───── Stored data ─────

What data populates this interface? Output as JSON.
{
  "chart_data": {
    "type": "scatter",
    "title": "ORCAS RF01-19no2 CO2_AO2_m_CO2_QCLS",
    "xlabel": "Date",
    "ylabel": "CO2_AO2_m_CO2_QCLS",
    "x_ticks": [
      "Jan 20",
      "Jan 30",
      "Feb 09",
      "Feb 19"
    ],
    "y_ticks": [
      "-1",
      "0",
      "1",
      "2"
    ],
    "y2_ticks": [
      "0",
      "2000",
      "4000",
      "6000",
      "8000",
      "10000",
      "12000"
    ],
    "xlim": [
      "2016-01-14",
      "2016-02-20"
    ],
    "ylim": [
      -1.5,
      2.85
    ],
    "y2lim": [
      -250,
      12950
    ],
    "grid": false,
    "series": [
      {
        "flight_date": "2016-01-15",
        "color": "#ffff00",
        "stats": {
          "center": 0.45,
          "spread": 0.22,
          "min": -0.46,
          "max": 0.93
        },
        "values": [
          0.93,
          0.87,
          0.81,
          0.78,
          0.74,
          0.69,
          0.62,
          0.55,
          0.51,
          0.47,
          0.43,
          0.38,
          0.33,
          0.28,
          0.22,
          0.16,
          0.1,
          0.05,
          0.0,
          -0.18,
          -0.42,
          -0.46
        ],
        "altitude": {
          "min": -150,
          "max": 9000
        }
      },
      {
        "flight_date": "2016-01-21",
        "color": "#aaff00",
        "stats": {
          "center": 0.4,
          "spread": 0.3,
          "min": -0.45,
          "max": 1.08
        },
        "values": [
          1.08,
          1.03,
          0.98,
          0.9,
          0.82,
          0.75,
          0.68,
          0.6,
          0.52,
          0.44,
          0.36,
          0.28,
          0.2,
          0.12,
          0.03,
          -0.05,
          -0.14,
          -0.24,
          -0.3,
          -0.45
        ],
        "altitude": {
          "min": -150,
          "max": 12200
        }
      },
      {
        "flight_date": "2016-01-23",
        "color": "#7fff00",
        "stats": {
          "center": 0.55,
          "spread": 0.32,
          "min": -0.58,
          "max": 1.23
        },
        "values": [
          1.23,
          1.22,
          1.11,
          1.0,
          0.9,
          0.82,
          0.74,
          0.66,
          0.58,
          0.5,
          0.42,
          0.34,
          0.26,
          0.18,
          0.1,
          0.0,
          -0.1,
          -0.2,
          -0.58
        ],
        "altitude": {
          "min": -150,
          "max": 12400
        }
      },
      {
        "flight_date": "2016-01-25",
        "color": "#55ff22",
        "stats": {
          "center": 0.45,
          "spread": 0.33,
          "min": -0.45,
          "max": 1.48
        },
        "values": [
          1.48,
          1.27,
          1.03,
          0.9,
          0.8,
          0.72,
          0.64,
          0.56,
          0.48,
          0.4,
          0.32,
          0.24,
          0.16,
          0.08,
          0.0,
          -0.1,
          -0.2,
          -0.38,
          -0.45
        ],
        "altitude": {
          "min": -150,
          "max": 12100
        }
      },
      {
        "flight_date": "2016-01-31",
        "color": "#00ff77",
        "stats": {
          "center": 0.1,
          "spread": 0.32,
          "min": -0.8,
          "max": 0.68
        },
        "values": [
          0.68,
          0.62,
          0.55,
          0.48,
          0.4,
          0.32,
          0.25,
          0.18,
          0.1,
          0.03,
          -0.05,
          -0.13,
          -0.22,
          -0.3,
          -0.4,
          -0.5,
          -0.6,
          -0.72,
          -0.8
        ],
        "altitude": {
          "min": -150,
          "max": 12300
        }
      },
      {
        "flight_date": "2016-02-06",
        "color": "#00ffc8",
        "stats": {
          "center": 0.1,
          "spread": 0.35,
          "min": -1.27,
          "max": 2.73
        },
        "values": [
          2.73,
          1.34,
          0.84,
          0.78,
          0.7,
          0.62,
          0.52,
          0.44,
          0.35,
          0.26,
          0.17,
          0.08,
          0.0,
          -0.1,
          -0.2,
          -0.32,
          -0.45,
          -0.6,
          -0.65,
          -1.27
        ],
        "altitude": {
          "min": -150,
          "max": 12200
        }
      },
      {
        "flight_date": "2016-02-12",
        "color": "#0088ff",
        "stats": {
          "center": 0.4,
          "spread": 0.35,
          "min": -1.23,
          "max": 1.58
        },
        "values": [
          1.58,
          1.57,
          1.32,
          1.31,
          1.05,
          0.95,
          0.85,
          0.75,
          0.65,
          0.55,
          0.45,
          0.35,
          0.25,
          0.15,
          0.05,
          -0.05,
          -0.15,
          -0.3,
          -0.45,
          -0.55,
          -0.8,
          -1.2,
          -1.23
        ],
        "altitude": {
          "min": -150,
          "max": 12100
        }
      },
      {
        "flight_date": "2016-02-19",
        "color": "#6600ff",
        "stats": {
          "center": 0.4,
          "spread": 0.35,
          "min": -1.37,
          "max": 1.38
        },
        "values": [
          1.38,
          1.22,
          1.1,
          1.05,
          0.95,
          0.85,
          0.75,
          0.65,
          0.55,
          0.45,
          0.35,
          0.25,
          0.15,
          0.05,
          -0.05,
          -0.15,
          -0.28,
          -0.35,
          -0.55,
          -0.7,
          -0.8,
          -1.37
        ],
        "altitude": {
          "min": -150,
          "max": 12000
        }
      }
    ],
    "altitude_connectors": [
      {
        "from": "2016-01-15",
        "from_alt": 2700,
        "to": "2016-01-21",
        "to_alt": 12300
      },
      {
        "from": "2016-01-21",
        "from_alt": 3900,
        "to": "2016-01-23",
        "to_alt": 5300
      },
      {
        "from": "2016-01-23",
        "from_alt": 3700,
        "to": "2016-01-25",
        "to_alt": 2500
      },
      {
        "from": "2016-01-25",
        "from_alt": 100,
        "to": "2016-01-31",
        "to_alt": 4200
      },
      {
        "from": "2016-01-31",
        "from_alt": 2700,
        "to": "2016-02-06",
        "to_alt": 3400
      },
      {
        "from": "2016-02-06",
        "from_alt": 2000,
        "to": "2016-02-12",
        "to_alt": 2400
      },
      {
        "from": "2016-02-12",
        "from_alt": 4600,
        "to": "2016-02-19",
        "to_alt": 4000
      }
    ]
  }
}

─────

◆ Direction:
From the listing above, collect each line in which the string "color" appears.

◆ Answer for this exercise:
        "color": "#ffff00",
        "color": "#aaff00",
        "color": "#7fff00",
        "color": "#55ff22",
        "color": "#00ff77",
        "color": "#00ffc8",
        "color": "#0088ff",
        "color": "#6600ff",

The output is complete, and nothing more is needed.